*Records supplied:*
━━━━

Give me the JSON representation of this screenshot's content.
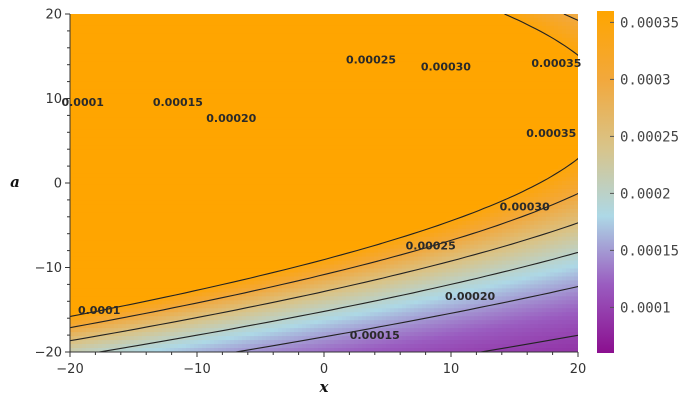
{
  "chart_data": {
    "type": "heatmap",
    "subtype": "contour",
    "xlabel": "x",
    "ylabel": "a",
    "xlim": [
      -20,
      20
    ],
    "ylim": [
      -20,
      20
    ],
    "x_ticks": [
      -20,
      -10,
      0,
      10,
      20
    ],
    "y_ticks": [
      -20,
      -10,
      0,
      10,
      20
    ],
    "x_tick_labels": [
      "−20",
      "−10",
      "0",
      "10",
      "20"
    ],
    "y_tick_labels": [
      "−20",
      "−10",
      "0",
      "10",
      "20"
    ],
    "value_range": [
      6e-05,
      0.00036
    ],
    "colorbar": {
      "ticks": [
        0.0001,
        0.00015,
        0.0002,
        0.00025,
        0.0003,
        0.00035
      ],
      "tick_labels": [
        "0.0001",
        "0.00015",
        "0.0002",
        "0.00025",
        "0.0003",
        "0.00035"
      ],
      "colors": [
        "#8b0f8f",
        "#9a5cc0",
        "#add8e6",
        "#d8c48a",
        "#f2a83c",
        "#ffa500"
      ]
    },
    "contour_levels": [
      0.0001,
      0.00015,
      0.0002,
      0.00025,
      0.0003,
      0.00035
    ],
    "contour_labels": [
      {
        "text": "0.0001",
        "x": -19.0,
        "a": 9.6
      },
      {
        "text": "0.0001",
        "x": -17.7,
        "a": -15.0
      },
      {
        "text": "0.00015",
        "x": -11.5,
        "a": 9.6
      },
      {
        "text": "0.00015",
        "x": 4.0,
        "a": -18.0
      },
      {
        "text": "0.00020",
        "x": -7.3,
        "a": 7.7
      },
      {
        "text": "0.00020",
        "x": 11.5,
        "a": -13.4
      },
      {
        "text": "0.00025",
        "x": 3.7,
        "a": 14.6
      },
      {
        "text": "0.00025",
        "x": 8.4,
        "a": -7.4
      },
      {
        "text": "0.00030",
        "x": 9.6,
        "a": 13.8
      },
      {
        "text": "0.00030",
        "x": 15.8,
        "a": -2.8
      },
      {
        "text": "0.00035",
        "x": 18.3,
        "a": 14.2
      },
      {
        "text": "0.00035",
        "x": 17.9,
        "a": 5.9
      }
    ],
    "grid": false,
    "legend": "colorbar-right"
  }
}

━━━━

*Exercise requirements:* Print the records above exactly as they stand, but leave out the pictures.

*Task response:*
Give me the JSON representation of this screenshot's content.
{
  "chart_data": {
    "type": "heatmap",
    "subtype": "contour",
    "xlabel": "x",
    "ylabel": "a",
    "xlim": [
      -20,
      20
    ],
    "ylim": [
      -20,
      20
    ],
    "x_ticks": [
      -20,
      -10,
      0,
      10,
      20
    ],
    "y_ticks": [
      -20,
      -10,
      0,
      10,
      20
    ],
    "x_tick_labels": [
      "−20",
      "−10",
      "0",
      "10",
      "20"
    ],
    "y_tick_labels": [
      "−20",
      "−10",
      "0",
      "10",
      "20"
    ],
    "value_range": [
      6e-05,
      0.00036
    ],
    "colorbar": {
      "ticks": [
        0.0001,
        0.00015,
        0.0002,
        0.00025,
        0.0003,
        0.00035
      ],
      "tick_labels": [
        "0.0001",
        "0.00015",
        "0.0002",
        "0.00025",
        "0.0003",
        "0.00035"
      ],
      "colors": [
        "#8b0f8f",
        "#9a5cc0",
        "#add8e6",
        "#d8c48a",
        "#f2a83c",
        "#ffa500"
      ]
    },
    "contour_levels": [
      0.0001,
      0.00015,
      0.0002,
      0.00025,
      0.0003,
      0.00035
    ],
    "contour_labels": [
      {
        "text": "0.0001",
        "x": -19.0,
        "a": 9.6
      },
      {
        "text": "0.0001",
        "x": -17.7,
        "a": -15.0
      },
      {
        "text": "0.00015",
        "x": -11.5,
        "a": 9.6
      },
      {
        "text": "0.00015",
        "x": 4.0,
        "a": -18.0
      },
      {
        "text": "0.00020",
        "x": -7.3,
        "a": 7.7
      },
      {
        "text": "0.00020",
        "x": 11.5,
        "a": -13.4
      },
      {
        "text": "0.00025",
        "x": 3.7,
        "a": 14.6
      },
      {
        "text": "0.00025",
        "x": 8.4,
        "a": -7.4
      },
      {
        "text": "0.00030",
        "x": 9.6,
        "a": 13.8
      },
      {
        "text": "0.00030",
        "x": 15.8,
        "a": -2.8
      },
      {
        "text": "0.00035",
        "x": 18.3,
        "a": 14.2
      },
      {
        "text": "0.00035",
        "x": 17.9,
        "a": 5.9
      }
    ],
    "grid": false,
    "legend": "colorbar-right"
  }
}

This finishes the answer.